• _SOURCE RECORDS_:
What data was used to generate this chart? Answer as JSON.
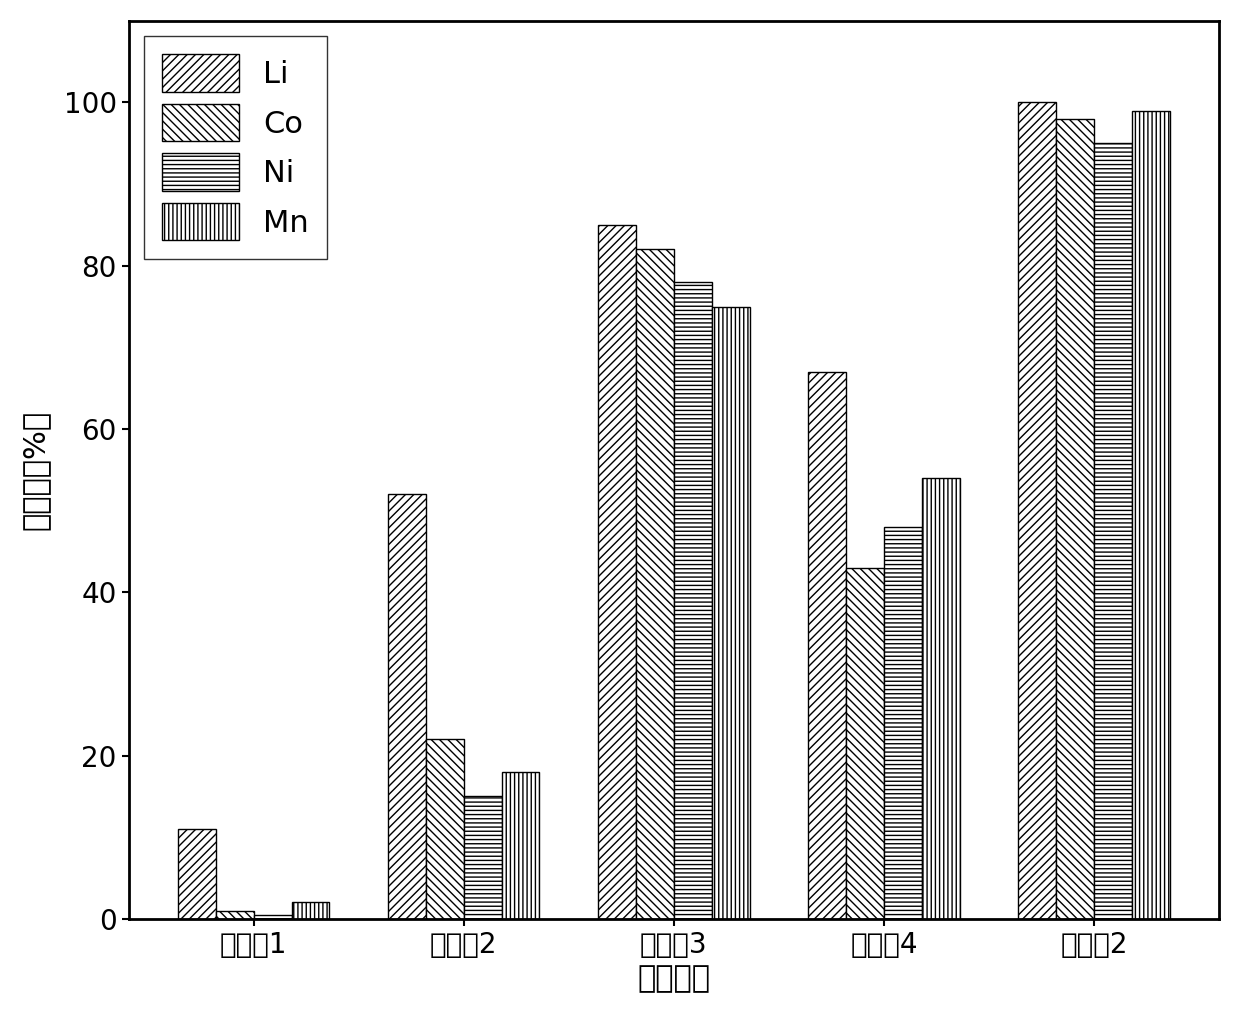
{
  "categories": [
    "对比例1",
    "对比例2",
    "对比例3",
    "对比例4",
    "实施例2"
  ],
  "series": {
    "Li": [
      11,
      52,
      85,
      67,
      100
    ],
    "Co": [
      1,
      22,
      82,
      43,
      98
    ],
    "Ni": [
      0.5,
      15,
      78,
      48,
      95
    ],
    "Mn": [
      2,
      18,
      75,
      54,
      99
    ]
  },
  "ylabel": "浸出率（%）",
  "xlabel": "实例编号",
  "ylim": [
    0,
    110
  ],
  "yticks": [
    0,
    20,
    40,
    60,
    80,
    100
  ],
  "bar_width": 0.18,
  "background_color": "#ffffff",
  "edge_color": "#000000",
  "hatch_patterns": {
    "Li": "////",
    "Co": "\\\\\\\\",
    "Ni": "----",
    "Mn": "||||"
  },
  "legend_labels": [
    "Li",
    "Co",
    "Ni",
    "Mn"
  ],
  "face_color": "#ffffff",
  "label_fontsize": 22,
  "tick_fontsize": 20,
  "legend_fontsize": 22
}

• _REQUIREMENT_: Copy out all the records exactly, excluding pictures.

• _REPLY_:
What data was used to generate this chart? Answer as JSON.
{
  "categories": [
    "对比例1",
    "对比例2",
    "对比例3",
    "对比例4",
    "实施例2"
  ],
  "series": {
    "Li": [
      11,
      52,
      85,
      67,
      100
    ],
    "Co": [
      1,
      22,
      82,
      43,
      98
    ],
    "Ni": [
      0.5,
      15,
      78,
      48,
      95
    ],
    "Mn": [
      2,
      18,
      75,
      54,
      99
    ]
  },
  "ylabel": "浸出率（%）",
  "xlabel": "实例编号",
  "ylim": [
    0,
    110
  ],
  "yticks": [
    0,
    20,
    40,
    60,
    80,
    100
  ],
  "bar_width": 0.18,
  "background_color": "#ffffff",
  "edge_color": "#000000",
  "hatch_patterns": {
    "Li": "////",
    "Co": "\\\\\\\\",
    "Ni": "----",
    "Mn": "||||"
  },
  "legend_labels": [
    "Li",
    "Co",
    "Ni",
    "Mn"
  ],
  "face_color": "#ffffff",
  "label_fontsize": 22,
  "tick_fontsize": 20,
  "legend_fontsize": 22
}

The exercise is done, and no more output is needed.